[Source data]
::::::

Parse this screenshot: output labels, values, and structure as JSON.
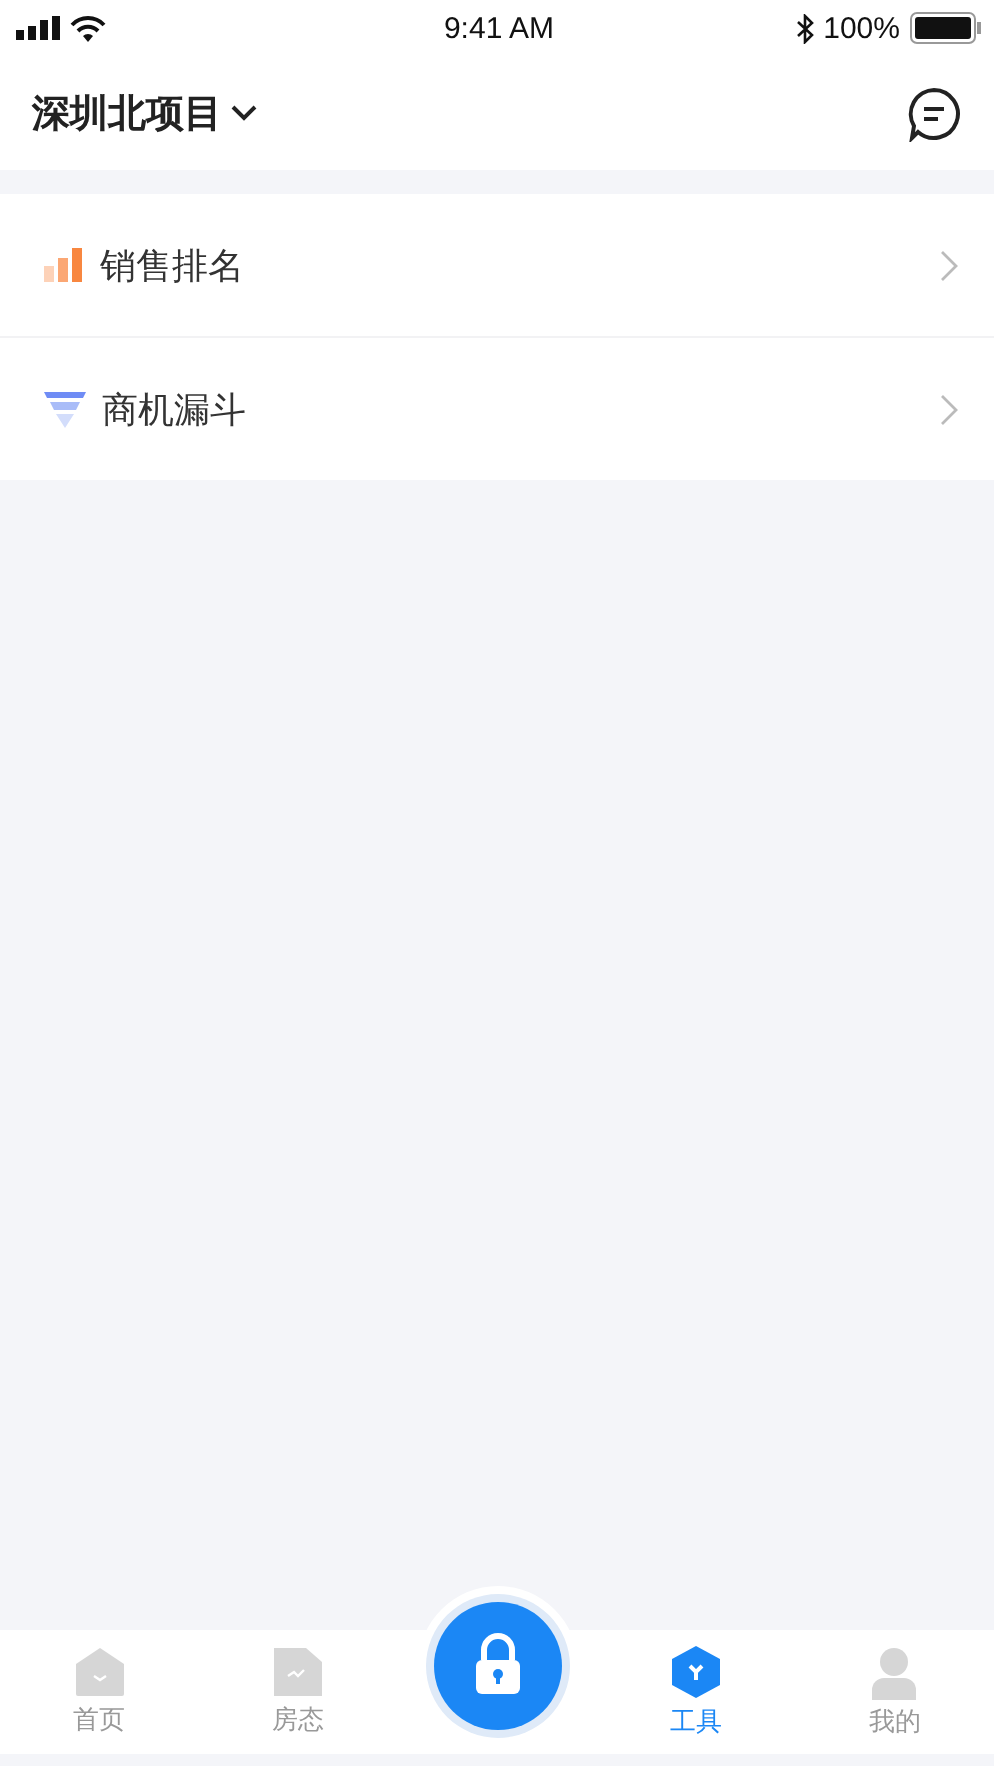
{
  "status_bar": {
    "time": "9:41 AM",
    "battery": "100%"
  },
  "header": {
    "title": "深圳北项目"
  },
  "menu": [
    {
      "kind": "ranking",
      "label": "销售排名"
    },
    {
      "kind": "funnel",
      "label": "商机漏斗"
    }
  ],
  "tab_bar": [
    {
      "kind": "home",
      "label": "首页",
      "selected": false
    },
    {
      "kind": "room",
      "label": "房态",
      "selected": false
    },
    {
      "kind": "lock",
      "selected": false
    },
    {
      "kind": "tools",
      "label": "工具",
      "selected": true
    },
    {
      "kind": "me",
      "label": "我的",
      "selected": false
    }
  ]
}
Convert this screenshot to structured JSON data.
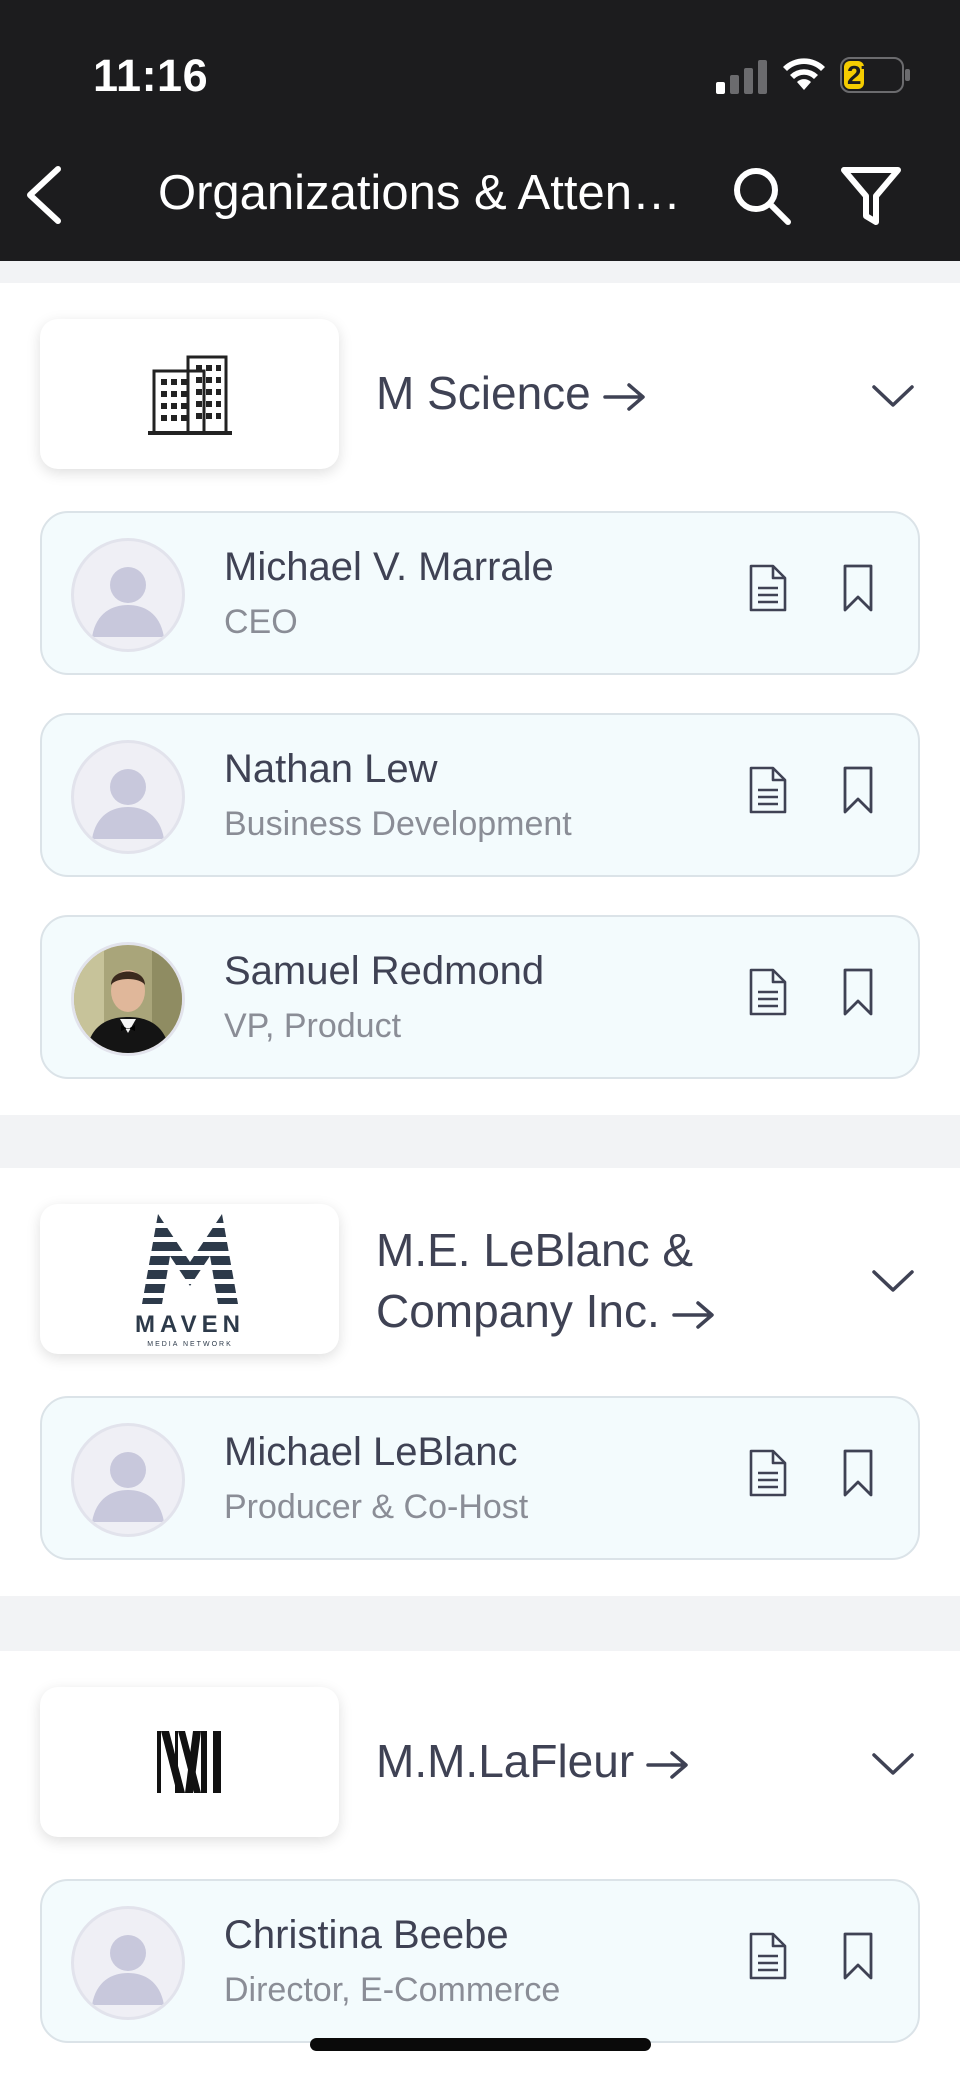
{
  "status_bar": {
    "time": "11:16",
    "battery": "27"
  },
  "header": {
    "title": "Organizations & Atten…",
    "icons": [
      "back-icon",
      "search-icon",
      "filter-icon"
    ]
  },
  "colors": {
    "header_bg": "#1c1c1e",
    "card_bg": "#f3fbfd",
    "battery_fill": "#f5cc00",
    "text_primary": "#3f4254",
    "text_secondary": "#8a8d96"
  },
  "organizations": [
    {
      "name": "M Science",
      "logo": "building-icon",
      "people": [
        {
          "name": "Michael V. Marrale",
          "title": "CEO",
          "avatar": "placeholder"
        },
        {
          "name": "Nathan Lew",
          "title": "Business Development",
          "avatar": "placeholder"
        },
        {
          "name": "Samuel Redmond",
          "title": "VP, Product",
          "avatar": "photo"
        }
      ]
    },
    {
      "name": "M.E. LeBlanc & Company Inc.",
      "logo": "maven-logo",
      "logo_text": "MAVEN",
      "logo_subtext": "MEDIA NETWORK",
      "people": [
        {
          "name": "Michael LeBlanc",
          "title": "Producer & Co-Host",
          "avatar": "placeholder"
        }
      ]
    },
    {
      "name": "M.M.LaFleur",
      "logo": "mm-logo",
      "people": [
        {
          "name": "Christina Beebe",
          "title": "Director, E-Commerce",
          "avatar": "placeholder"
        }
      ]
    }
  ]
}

::::::

WORK TO DO: Skip the pictures and transcribe the rest of the records exactly.

THE OUTPUT:
Parse this screenshot: output labels, values, and structure as JSON.
{
  "status_bar": {
    "time": "9:41 AM",
    "battery": "100%"
  },
  "header": {
    "title": "深圳北项目"
  },
  "menu": [
    {
      "kind": "ranking",
      "label": "销售排名"
    },
    {
      "kind": "funnel",
      "label": "商机漏斗"
    }
  ],
  "tab_bar": [
    {
      "kind": "home",
      "label": "首页",
      "selected": false
    },
    {
      "kind": "room",
      "label": "房态",
      "selected": false
    },
    {
      "kind": "lock",
      "selected": false
    },
    {
      "kind": "tools",
      "label": "工具",
      "selected": true
    },
    {
      "kind": "me",
      "label": "我的",
      "selected": false
    }
  ]
}
Convert this screenshot to structured JSON data.
{
  "status_bar": {
    "time": "11:16",
    "battery": "27"
  },
  "header": {
    "title": "Organizations & Atten…",
    "icons": [
      "back-icon",
      "search-icon",
      "filter-icon"
    ]
  },
  "colors": {
    "header_bg": "#1c1c1e",
    "card_bg": "#f3fbfd",
    "battery_fill": "#f5cc00",
    "text_primary": "#3f4254",
    "text_secondary": "#8a8d96"
  },
  "organizations": [
    {
      "name": "M Science",
      "logo": "building-icon",
      "people": [
        {
          "name": "Michael V. Marrale",
          "title": "CEO",
          "avatar": "placeholder"
        },
        {
          "name": "Nathan Lew",
          "title": "Business Development",
          "avatar": "placeholder"
        },
        {
          "name": "Samuel Redmond",
          "title": "VP, Product",
          "avatar": "photo"
        }
      ]
    },
    {
      "name": "M.E. LeBlanc & Company Inc.",
      "logo": "maven-logo",
      "logo_text": "MAVEN",
      "logo_subtext": "MEDIA NETWORK",
      "people": [
        {
          "name": "Michael LeBlanc",
          "title": "Producer & Co-Host",
          "avatar": "placeholder"
        }
      ]
    },
    {
      "name": "M.M.LaFleur",
      "logo": "mm-logo",
      "people": [
        {
          "name": "Christina Beebe",
          "title": "Director, E-Commerce",
          "avatar": "placeholder"
        }
      ]
    }
  ]
}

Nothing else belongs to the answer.